## [Passage]
Hands-on Machine Learning in Python — Decision Tree Classification

Original article was published by Christopher Tao on Artificial Intelligence on Medium


Hands-on Machine Learning in Python — Decision Tree Classification

A completed workflow of implementing a Decision Tree Model

As one of the most popular classic machine learning algorithms, the Decision Tree is much more intuitive than the others for its explainability. Today, in this article, I am going to show you the entire workflow of implementing a Decision Tree Classification Model.

A typical workflow of a machine learning task usually starts from the data wrangling, since the data we have got initially often cannot be directly used. That is so-called the raw data. The typical workflow is usually as follows.

  1. Problem Statement
  2. Exploratory Data Analysis (EDA)
  3. Data Cleansing
  4. Feature Engineering
  5. Model Training
  6. Model Evaluation

Please be noticed that the workflow might not be linear. For example, sometimes the performance of the model is not quite well after we have done the model evaluation, and we still have other ideas to try. Then, we might go back to either the step among 3–5 to apply our ideas that might improve the model.

In this article, I’ll show these steps as linear. I assume that you have already known what is a decision tree and roughly how it works. However, if not, I have written many articles to introduce the decision tree model with intuitions. Please check them out at the end of this article if you need to.

## [Records provided]
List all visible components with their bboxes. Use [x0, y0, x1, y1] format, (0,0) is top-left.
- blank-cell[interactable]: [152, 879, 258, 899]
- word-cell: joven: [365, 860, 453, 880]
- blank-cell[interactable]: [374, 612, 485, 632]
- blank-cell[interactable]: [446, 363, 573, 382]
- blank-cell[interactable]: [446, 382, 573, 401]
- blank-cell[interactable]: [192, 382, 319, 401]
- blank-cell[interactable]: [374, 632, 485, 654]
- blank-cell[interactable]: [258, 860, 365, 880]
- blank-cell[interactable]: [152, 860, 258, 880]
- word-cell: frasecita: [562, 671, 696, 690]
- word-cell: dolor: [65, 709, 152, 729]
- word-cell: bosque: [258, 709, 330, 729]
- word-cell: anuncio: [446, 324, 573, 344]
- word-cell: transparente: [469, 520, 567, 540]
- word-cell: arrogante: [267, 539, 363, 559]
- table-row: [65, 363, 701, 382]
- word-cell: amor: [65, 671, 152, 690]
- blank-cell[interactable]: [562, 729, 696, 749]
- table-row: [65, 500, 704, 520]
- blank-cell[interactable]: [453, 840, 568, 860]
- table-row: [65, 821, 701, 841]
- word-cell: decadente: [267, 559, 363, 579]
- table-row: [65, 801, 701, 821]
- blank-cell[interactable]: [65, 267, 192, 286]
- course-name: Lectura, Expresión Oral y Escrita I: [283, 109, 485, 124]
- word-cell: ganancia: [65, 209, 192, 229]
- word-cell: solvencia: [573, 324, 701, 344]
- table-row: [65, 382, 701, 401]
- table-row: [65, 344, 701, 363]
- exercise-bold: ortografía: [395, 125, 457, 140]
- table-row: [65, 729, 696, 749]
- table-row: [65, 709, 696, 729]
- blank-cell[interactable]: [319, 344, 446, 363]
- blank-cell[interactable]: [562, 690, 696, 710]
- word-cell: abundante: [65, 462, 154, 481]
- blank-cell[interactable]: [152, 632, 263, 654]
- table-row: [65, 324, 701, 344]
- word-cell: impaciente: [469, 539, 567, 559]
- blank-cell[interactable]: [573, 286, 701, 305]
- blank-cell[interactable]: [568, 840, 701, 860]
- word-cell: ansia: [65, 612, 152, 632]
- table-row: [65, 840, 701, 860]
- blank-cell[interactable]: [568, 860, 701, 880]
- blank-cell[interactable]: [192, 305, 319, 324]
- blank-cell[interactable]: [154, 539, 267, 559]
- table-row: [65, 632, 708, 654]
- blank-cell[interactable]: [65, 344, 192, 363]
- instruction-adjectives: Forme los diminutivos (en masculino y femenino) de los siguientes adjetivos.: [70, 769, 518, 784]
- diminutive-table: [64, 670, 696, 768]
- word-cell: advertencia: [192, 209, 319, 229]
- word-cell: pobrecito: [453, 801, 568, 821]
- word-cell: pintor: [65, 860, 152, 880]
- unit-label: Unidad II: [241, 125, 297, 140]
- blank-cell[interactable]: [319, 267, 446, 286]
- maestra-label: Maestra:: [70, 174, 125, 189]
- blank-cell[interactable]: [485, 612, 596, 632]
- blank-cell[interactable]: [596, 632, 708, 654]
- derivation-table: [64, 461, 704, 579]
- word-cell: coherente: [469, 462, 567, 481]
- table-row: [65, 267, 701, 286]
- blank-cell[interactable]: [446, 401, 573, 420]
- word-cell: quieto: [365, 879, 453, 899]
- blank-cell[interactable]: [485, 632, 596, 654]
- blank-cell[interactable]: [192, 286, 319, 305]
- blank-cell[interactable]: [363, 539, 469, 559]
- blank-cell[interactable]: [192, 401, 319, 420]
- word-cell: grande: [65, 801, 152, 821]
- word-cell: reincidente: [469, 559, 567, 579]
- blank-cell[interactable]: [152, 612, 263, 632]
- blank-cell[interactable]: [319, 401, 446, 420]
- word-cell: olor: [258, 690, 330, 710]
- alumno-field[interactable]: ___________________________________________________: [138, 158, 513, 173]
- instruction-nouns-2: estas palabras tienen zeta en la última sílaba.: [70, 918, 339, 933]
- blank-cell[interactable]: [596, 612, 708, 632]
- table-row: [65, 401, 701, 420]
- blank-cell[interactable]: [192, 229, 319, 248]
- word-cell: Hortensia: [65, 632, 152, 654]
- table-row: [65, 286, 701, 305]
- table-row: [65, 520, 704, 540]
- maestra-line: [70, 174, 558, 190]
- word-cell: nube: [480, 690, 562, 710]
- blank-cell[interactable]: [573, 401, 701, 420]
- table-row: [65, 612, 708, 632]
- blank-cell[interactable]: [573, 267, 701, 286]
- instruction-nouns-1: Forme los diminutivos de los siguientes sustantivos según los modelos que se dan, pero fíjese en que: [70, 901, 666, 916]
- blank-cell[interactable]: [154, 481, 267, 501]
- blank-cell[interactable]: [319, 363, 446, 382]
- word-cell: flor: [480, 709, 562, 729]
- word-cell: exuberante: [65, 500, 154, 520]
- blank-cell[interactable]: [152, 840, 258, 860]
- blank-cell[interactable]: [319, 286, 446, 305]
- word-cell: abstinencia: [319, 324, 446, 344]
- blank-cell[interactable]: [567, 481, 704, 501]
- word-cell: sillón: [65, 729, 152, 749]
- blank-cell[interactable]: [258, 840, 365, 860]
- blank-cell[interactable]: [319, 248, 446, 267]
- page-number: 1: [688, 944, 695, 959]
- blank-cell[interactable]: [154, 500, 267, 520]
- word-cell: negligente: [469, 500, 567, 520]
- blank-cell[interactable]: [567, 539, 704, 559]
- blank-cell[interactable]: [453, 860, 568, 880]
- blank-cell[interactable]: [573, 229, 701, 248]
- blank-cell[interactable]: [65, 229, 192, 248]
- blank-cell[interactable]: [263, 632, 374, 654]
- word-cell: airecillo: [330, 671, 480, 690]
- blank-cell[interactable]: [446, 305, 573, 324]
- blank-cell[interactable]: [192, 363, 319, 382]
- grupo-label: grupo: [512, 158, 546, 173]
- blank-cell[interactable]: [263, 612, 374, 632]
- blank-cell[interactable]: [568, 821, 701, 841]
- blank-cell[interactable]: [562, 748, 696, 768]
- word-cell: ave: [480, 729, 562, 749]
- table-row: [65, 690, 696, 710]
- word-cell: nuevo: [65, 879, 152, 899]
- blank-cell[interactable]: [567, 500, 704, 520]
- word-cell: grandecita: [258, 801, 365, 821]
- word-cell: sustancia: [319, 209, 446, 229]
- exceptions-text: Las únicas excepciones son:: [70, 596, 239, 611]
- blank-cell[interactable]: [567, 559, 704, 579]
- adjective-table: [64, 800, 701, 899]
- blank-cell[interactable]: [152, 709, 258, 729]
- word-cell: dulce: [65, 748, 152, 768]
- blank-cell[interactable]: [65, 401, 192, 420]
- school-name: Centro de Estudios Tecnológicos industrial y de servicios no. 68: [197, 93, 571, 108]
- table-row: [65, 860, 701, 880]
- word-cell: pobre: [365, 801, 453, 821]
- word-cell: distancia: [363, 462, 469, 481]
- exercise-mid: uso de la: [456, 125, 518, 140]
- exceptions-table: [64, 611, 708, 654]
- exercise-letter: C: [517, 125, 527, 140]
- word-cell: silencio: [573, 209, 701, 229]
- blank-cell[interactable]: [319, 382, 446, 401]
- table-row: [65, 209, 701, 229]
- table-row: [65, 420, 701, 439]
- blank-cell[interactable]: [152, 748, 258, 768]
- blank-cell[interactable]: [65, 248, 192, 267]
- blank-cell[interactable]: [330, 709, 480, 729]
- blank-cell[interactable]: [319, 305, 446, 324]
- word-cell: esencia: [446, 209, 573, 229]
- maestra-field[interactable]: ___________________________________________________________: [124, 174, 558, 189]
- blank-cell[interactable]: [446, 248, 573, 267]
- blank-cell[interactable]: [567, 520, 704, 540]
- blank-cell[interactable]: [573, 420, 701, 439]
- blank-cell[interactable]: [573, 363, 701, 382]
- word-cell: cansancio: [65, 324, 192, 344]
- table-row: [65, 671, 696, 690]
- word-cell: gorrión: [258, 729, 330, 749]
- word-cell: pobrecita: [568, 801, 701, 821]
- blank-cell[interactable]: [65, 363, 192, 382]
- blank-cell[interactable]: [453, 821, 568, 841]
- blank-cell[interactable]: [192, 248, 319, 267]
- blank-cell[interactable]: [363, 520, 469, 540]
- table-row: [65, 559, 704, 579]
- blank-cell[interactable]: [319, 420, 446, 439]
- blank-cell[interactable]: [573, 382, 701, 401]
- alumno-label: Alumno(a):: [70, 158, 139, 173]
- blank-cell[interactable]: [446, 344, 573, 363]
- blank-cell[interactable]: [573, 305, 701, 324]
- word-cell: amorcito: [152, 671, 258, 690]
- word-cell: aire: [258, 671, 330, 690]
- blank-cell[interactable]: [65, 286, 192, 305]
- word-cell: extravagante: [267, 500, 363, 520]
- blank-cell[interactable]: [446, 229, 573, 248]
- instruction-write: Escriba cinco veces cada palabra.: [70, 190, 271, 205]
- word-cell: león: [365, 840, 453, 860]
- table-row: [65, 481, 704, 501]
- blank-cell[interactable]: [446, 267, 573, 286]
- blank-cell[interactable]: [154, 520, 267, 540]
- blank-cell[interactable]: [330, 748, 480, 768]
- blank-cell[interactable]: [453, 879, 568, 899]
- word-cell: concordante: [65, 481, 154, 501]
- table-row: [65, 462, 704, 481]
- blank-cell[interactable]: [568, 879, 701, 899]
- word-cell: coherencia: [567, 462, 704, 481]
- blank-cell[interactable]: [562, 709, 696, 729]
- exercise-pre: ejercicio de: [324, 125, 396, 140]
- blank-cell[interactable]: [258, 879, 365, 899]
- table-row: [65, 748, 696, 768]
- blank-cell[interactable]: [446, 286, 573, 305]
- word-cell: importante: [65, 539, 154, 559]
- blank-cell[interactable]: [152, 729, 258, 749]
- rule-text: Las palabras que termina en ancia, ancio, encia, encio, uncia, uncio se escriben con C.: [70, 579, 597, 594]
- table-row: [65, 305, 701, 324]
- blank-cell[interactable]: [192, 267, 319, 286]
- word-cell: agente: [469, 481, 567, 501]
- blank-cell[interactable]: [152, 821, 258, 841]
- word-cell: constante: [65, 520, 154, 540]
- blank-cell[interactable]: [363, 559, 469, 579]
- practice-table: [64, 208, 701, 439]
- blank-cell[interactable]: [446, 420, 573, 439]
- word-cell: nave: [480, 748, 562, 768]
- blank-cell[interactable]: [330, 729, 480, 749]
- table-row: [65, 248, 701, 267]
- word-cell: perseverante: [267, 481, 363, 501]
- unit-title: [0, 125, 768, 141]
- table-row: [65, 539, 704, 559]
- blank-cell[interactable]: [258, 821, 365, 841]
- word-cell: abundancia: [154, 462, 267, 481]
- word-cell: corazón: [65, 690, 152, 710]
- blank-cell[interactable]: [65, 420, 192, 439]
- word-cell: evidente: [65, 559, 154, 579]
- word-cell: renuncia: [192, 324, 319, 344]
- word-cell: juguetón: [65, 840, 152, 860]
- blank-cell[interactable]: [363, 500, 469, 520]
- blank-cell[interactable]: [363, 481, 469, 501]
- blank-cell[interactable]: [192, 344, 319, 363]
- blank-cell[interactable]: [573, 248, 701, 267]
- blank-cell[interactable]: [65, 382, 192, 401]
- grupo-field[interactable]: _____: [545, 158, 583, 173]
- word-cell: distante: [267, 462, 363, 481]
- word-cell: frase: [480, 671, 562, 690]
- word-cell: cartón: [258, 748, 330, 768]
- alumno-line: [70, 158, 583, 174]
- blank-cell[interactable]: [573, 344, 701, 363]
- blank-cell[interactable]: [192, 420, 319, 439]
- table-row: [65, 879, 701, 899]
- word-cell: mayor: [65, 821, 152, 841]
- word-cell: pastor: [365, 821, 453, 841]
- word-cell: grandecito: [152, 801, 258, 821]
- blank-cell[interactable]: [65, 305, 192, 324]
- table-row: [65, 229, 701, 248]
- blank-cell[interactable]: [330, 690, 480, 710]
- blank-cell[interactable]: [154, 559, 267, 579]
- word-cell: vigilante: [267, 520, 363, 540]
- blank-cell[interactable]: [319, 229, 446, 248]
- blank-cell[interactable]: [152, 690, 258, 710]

## [Written exercise 1]
In the decision tree article, what step comes fifth in the typical workflow?
## [Written exercise 2]
Print the stretch of the decision tree article from "A completed workflow" through "usually as follows.".

## [Expected output 1]
Model Training

## [Expected output 2]
A completed workflow of implementing a Decision Tree Model

As one of the most popular classic machine learning algorithms, the Decision Tree is much more intuitive than the others for its explainability. Today, in this article, I am going to show you the entire workflow of implementing a Decision Tree Classification Model.

A typical workflow of a machine learning task usually starts from the data wrangling, since the data we have got initially often cannot be directly used. That is so-called the raw data. The typical workflow is usually as follows.